--- Begin Entries provided ---

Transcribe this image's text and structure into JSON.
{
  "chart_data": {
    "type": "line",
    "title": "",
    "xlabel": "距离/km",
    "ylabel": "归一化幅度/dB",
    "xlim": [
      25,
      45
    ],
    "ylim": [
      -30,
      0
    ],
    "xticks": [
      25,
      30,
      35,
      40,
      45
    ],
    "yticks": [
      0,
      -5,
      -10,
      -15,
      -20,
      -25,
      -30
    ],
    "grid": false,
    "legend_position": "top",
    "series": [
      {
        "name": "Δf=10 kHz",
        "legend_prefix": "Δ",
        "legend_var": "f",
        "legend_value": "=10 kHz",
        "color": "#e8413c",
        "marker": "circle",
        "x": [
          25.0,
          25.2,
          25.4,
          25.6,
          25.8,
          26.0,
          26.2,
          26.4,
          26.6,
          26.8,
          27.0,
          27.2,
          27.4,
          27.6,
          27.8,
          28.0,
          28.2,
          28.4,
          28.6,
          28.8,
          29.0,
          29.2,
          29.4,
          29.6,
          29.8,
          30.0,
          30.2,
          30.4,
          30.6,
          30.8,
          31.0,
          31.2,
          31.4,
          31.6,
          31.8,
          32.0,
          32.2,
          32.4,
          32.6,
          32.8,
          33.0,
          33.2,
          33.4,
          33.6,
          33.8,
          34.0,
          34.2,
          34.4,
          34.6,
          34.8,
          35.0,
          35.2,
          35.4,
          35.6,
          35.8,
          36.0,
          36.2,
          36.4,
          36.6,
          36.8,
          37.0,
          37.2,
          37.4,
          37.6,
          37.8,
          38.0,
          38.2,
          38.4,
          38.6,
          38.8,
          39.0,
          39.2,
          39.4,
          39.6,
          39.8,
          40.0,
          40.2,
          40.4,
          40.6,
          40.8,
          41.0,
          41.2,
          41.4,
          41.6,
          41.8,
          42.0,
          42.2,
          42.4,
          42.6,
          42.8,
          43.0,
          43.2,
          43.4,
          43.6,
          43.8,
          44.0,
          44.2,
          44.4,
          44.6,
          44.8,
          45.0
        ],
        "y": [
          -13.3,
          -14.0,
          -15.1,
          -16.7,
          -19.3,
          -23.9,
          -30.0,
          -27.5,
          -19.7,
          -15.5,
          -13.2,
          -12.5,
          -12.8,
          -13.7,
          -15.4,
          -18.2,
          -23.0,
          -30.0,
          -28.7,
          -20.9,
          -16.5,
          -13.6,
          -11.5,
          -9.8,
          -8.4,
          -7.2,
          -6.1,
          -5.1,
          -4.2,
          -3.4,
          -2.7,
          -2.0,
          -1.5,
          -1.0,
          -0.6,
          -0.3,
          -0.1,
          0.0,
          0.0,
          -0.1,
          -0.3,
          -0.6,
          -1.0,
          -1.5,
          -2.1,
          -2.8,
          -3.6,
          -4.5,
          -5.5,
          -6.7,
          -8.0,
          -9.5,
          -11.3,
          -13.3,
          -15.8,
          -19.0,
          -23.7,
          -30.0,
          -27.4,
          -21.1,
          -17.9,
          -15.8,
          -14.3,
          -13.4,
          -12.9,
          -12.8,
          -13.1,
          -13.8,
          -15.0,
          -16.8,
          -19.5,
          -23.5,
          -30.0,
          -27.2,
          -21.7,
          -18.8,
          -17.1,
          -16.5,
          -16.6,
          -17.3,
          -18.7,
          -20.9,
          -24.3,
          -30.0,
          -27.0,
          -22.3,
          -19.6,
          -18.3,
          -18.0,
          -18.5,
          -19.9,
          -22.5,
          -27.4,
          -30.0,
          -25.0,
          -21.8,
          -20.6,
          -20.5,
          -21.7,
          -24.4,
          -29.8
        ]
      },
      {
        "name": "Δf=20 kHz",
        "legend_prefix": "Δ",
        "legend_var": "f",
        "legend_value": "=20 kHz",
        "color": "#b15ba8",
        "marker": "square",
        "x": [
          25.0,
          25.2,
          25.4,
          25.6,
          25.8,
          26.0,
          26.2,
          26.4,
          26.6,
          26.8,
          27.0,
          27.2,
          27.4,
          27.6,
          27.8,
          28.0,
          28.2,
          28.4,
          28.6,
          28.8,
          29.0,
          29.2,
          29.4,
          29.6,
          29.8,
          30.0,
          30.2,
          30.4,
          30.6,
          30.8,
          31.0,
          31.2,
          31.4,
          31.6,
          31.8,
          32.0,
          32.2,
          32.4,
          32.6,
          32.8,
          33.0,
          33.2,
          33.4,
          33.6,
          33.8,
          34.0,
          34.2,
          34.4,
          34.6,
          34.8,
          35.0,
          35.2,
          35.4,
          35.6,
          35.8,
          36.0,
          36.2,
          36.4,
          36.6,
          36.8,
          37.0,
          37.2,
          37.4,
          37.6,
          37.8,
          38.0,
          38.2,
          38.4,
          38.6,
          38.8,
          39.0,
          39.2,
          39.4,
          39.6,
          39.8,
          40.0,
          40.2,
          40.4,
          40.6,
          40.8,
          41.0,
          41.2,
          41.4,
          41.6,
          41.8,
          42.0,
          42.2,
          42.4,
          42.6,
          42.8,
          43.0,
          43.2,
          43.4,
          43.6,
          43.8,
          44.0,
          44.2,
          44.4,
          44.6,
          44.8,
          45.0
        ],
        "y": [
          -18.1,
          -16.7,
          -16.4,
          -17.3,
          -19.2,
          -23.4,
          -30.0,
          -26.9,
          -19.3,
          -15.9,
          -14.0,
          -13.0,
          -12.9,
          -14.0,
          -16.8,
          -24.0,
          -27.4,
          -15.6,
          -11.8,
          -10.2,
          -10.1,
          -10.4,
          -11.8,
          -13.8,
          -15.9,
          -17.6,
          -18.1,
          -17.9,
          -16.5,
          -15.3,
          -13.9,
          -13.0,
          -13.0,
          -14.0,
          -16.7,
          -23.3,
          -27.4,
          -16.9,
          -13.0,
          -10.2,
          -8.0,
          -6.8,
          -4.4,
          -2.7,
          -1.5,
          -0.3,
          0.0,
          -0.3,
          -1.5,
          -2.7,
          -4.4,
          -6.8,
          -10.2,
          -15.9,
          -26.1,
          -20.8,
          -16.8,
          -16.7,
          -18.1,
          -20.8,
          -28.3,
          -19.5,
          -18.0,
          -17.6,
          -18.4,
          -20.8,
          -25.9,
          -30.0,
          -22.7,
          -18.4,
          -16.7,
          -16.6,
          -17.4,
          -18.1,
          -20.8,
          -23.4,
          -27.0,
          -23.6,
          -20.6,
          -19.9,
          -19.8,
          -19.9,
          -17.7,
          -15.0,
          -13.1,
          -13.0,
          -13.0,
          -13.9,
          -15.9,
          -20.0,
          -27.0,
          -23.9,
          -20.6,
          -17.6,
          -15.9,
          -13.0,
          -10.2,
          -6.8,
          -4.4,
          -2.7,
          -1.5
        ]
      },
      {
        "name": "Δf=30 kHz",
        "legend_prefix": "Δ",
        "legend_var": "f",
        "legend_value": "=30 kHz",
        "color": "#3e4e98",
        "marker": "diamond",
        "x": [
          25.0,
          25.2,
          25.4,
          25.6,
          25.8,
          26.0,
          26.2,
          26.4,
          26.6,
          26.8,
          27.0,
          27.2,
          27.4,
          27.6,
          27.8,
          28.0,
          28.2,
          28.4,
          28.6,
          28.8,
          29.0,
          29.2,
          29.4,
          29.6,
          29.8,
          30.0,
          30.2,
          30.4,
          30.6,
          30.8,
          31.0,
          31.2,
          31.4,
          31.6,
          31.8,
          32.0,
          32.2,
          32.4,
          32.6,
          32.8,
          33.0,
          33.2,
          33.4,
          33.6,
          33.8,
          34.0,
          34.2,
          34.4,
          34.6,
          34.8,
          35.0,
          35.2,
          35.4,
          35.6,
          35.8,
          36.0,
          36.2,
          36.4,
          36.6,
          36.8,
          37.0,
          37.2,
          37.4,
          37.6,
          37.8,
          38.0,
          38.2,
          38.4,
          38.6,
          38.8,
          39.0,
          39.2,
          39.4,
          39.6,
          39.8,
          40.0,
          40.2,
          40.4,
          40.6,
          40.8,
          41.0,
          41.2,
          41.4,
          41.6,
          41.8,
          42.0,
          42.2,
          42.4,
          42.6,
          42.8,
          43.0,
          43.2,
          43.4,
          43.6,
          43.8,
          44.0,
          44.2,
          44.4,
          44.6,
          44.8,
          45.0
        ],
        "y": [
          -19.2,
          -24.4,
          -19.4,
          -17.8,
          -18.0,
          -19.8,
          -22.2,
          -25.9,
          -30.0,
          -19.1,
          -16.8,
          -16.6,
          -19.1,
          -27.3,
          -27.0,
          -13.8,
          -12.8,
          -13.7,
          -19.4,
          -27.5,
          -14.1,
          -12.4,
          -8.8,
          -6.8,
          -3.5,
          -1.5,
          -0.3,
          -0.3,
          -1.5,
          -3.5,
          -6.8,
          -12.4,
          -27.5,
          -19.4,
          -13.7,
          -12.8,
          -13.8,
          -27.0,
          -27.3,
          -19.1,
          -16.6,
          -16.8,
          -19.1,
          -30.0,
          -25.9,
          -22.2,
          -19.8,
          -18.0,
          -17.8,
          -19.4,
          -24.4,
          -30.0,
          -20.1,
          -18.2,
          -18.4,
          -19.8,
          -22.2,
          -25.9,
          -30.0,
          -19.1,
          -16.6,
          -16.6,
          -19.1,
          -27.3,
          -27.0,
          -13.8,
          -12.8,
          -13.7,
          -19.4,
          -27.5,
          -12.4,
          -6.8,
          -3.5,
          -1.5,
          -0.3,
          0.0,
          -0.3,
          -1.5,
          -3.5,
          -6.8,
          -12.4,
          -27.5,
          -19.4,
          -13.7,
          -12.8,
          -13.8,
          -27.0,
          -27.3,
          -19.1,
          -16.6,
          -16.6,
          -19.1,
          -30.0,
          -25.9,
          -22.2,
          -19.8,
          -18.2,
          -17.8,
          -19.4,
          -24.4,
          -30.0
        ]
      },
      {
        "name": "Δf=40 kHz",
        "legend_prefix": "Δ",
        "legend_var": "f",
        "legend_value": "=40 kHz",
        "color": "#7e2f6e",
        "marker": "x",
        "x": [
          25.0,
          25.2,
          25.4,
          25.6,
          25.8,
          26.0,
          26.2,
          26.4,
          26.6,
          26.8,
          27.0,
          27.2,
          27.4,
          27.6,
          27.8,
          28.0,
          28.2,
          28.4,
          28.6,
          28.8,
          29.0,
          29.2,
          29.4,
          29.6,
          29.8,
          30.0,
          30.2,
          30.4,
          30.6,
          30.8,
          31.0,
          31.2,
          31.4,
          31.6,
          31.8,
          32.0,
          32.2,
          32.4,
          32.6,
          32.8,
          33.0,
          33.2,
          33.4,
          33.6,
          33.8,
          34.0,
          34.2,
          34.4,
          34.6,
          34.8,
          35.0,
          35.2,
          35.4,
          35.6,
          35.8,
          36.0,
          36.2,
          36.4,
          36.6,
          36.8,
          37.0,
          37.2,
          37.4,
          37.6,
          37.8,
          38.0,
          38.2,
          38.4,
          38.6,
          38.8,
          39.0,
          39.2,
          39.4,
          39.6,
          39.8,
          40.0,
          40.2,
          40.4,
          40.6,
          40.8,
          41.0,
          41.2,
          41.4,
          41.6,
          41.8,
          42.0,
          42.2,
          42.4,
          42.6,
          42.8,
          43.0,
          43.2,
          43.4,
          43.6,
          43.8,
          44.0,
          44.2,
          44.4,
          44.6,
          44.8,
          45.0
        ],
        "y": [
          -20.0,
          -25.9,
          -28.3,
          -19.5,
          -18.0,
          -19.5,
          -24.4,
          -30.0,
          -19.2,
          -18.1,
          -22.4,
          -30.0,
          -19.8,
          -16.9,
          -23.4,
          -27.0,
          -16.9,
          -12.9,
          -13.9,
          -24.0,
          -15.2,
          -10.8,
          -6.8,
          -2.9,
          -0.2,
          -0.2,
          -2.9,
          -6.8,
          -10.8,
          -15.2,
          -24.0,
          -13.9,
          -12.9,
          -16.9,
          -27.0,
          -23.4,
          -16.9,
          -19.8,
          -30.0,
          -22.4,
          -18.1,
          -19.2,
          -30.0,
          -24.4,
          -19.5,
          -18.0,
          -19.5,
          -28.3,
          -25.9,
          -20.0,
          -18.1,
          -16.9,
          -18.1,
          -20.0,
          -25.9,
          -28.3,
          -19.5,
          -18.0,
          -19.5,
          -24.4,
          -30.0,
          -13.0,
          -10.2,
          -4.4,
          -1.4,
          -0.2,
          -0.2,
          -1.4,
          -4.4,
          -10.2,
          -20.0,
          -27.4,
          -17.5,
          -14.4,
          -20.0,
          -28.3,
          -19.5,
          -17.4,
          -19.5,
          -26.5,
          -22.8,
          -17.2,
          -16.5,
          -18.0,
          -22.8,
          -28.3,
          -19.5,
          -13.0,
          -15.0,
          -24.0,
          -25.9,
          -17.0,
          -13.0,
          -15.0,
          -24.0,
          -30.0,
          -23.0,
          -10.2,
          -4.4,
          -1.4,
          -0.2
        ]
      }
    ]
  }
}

--- End Entries provided ---

• _Set problem_: Extract from the data every line where "color" shows up.

• _Response_:
        "color": "#e8413c",
        "color": "#b15ba8",
        "color": "#3e4e98",
        "color": "#7e2f6e",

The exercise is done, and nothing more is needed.